TASK INPUT.
(begin)
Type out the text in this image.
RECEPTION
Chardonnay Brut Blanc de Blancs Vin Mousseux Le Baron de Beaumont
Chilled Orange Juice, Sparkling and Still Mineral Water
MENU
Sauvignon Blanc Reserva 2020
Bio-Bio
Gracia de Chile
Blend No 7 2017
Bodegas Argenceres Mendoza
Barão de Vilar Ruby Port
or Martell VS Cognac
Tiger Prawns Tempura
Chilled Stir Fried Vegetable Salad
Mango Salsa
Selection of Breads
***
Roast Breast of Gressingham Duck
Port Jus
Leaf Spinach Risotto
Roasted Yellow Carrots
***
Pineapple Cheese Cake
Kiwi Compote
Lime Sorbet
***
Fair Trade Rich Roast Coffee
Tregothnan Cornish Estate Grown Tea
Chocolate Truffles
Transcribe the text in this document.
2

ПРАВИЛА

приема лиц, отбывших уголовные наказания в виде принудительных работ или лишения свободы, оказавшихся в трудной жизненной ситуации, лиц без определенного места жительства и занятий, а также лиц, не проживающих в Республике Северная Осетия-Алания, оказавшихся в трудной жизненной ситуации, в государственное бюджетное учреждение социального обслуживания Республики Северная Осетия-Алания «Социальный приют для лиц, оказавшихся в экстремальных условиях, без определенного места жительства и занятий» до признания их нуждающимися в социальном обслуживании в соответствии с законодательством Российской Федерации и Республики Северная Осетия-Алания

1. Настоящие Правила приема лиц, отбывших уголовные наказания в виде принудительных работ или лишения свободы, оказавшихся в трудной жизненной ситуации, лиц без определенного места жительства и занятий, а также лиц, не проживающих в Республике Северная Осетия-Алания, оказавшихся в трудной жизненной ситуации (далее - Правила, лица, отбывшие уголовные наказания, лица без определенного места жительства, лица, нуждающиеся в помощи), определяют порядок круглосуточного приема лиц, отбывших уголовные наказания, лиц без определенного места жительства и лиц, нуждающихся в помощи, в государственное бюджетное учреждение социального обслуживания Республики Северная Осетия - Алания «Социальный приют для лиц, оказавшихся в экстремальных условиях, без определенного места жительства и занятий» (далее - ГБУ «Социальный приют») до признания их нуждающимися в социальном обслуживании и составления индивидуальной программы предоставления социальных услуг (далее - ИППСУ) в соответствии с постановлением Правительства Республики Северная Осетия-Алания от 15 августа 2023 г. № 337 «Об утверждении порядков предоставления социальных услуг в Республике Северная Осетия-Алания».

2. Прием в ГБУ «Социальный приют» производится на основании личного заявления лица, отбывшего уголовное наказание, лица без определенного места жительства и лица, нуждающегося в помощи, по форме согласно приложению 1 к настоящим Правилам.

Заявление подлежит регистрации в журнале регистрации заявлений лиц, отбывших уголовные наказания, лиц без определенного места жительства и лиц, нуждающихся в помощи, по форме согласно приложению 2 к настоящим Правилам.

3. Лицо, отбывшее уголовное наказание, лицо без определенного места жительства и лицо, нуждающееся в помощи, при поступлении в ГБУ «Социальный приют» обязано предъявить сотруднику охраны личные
(end)
Write out every entry exactly as given.

Type out the text in this image.
RECEPTION
Chardonnay Brut Blanc de Blancs Vin Mousseux Le Baron de Beaumont
Chilled Orange Juice, Sparkling and Still Mineral Water
MENU
Sauvignon Blanc Reserva 2020
Bio-Bio
Gracia de Chile
Blend No 7 2017
Bodegas Argenceres Mendoza
Barão de Vilar Ruby Port
or Martell VS Cognac
Tiger Prawns Tempura
Chilled Stir Fried Vegetable Salad
Mango Salsa
Selection of Breads
***
Roast Breast of Gressingham Duck
Port Jus
Leaf Spinach Risotto
Roasted Yellow Carrots
***
Pineapple Cheese Cake
Kiwi Compote
Lime Sorbet
***
Fair Trade Rich Roast Coffee
Tregothnan Cornish Estate Grown Tea
Chocolate Truffles
Transcribe the text in this document.
2

ПРАВИЛА

приема лиц, отбывших уголовные наказания в виде принудительных работ или лишения свободы, оказавшихся в трудной жизненной ситуации, лиц без определенного места жительства и занятий, а также лиц, не проживающих в Республике Северная Осетия-Алания, оказавшихся в трудной жизненной ситуации, в государственное бюджетное учреждение социального обслуживания Республики Северная Осетия-Алания «Социальный приют для лиц, оказавшихся в экстремальных условиях, без определенного места жительства и занятий» до признания их нуждающимися в социальном обслуживании в соответствии с законодательством Российской Федерации и Республики Северная Осетия-Алания

1. Настоящие Правила приема лиц, отбывших уголовные наказания в виде принудительных работ или лишения свободы, оказавшихся в трудной жизненной ситуации, лиц без определенного места жительства и занятий, а также лиц, не проживающих в Республике Северная Осетия-Алания, оказавшихся в трудной жизненной ситуации (далее - Правила, лица, отбывшие уголовные наказания, лица без определенного места жительства, лица, нуждающиеся в помощи), определяют порядок круглосуточного приема лиц, отбывших уголовные наказания, лиц без определенного места жительства и лиц, нуждающихся в помощи, в государственное бюджетное учреждение социального обслуживания Республики Северная Осетия - Алания «Социальный приют для лиц, оказавшихся в экстремальных условиях, без определенного места жительства и занятий» (далее - ГБУ «Социальный приют») до признания их нуждающимися в социальном обслуживании и составления индивидуальной программы предоставления социальных услуг (далее - ИППСУ) в соответствии с постановлением Правительства Республики Северная Осетия-Алания от 15 августа 2023 г. № 337 «Об утверждении порядков предоставления социальных услуг в Республике Северная Осетия-Алания».

2. Прием в ГБУ «Социальный приют» производится на основании личного заявления лица, отбывшего уголовное наказание, лица без определенного места жительства и лица, нуждающегося в помощи, по форме согласно приложению 1 к настоящим Правилам.

Заявление подлежит регистрации в журнале регистрации заявлений лиц, отбывших уголовные наказания, лиц без определенного места жительства и лиц, нуждающихся в помощи, по форме согласно приложению 2 к настоящим Правилам.

3. Лицо, отбывшее уголовное наказание, лицо без определенного места жительства и лицо, нуждающееся в помощи, при поступлении в ГБУ «Социальный приют» обязано предъявить сотруднику охраны личные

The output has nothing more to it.